==== Data supplied
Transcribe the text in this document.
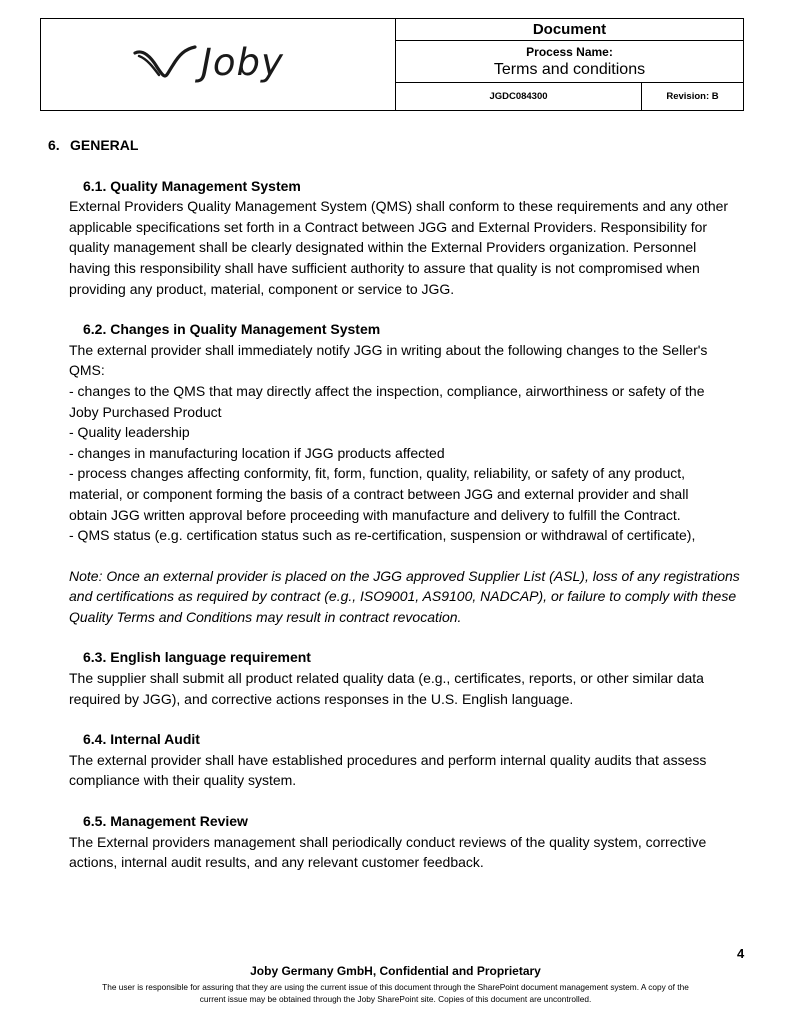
Joby
Document
Process Name:
Terms and conditions
JGDC084300	Revision: B
6. GENERAL
6.1. Quality Management System
External Providers Quality Management System (QMS) shall conform to these requirements and any other
applicable specifications set forth in a Contract between JGG and External Providers. Responsibility for
quality management shall be clearly designated within the External Providers organization. Personnel
having this responsibility shall have sufficient authority to assure that quality is not compromised when
providing any product, material, component or service to JGG.
6.2. Changes in Quality Management System
The external provider shall immediately notify JGG in writing about the following changes to the Seller's
QMS:
- changes to the QMS that may directly affect the inspection, compliance, airworthiness or safety of the
Joby Purchased Product
- Quality leadership
- changes in manufacturing location if JGG products affected
- process changes affecting conformity, fit, form, function, quality, reliability, or safety of any product,
material, or component forming the basis of a contract between JGG and external provider and shall
obtain JGG written approval before proceeding with manufacture and delivery to fulfill the Contract.
- QMS status (e.g. certification status such as re-certification, suspension or withdrawal of certificate),
Note: Once an external provider is placed on the JGG approved Supplier List (ASL), loss of any registrations
and certifications as required by contract (e.g., ISO9001, AS9100, NADCAP), or failure to comply with these
Quality Terms and Conditions may result in contract revocation.
6.3. English language requirement
The supplier shall submit all product related quality data (e.g., certificates, reports, or other similar data
required by JGG), and corrective actions responses in the U.S. English language.
6.4. Internal Audit
The external provider shall have established procedures and perform internal quality audits that assess
compliance with their quality system.
6.5. Management Review
The External providers management shall periodically conduct reviews of the quality system, corrective
actions, internal audit results, and any relevant customer feedback.
4
Joby Germany GmbH, Confidential and Proprietary
The user is responsible for assuring that they are using the current issue of this document through the SharePoint document management system. A copy of the
current issue may be obtained through the Joby SharePoint site. Copies of this document are uncontrolled.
========
- To be done -
Repeat the material above in full and exactly, apart from the pictures.

- Written response -
Transcribe the text in this document.
Joby
Document
Process Name:
Terms and conditions
JGDC084300	Revision: B
6. GENERAL
6.1. Quality Management System
External Providers Quality Management System (QMS) shall conform to these requirements and any other
applicable specifications set forth in a Contract between JGG and External Providers. Responsibility for
quality management shall be clearly designated within the External Providers organization. Personnel
having this responsibility shall have sufficient authority to assure that quality is not compromised when
providing any product, material, component or service to JGG.
6.2. Changes in Quality Management System
The external provider shall immediately notify JGG in writing about the following changes to the Seller's
QMS:
- changes to the QMS that may directly affect the inspection, compliance, airworthiness or safety of the
Joby Purchased Product
- Quality leadership
- changes in manufacturing location if JGG products affected
- process changes affecting conformity, fit, form, function, quality, reliability, or safety of any product,
material, or component forming the basis of a contract between JGG and external provider and shall
obtain JGG written approval before proceeding with manufacture and delivery to fulfill the Contract.
- QMS status (e.g. certification status such as re-certification, suspension or withdrawal of certificate),
Note: Once an external provider is placed on the JGG approved Supplier List (ASL), loss of any registrations
and certifications as required by contract (e.g., ISO9001, AS9100, NADCAP), or failure to comply with these
Quality Terms and Conditions may result in contract revocation.
6.3. English language requirement
The supplier shall submit all product related quality data (e.g., certificates, reports, or other similar data
required by JGG), and corrective actions responses in the U.S. English language.
6.4. Internal Audit
The external provider shall have established procedures and perform internal quality audits that assess
compliance with their quality system.
6.5. Management Review
The External providers management shall periodically conduct reviews of the quality system, corrective
actions, internal audit results, and any relevant customer feedback.
4
Joby Germany GmbH, Confidential and Proprietary
The user is responsible for assuring that they are using the current issue of this document through the SharePoint document management system. A copy of the
current issue may be obtained through the Joby SharePoint site. Copies of this document are uncontrolled.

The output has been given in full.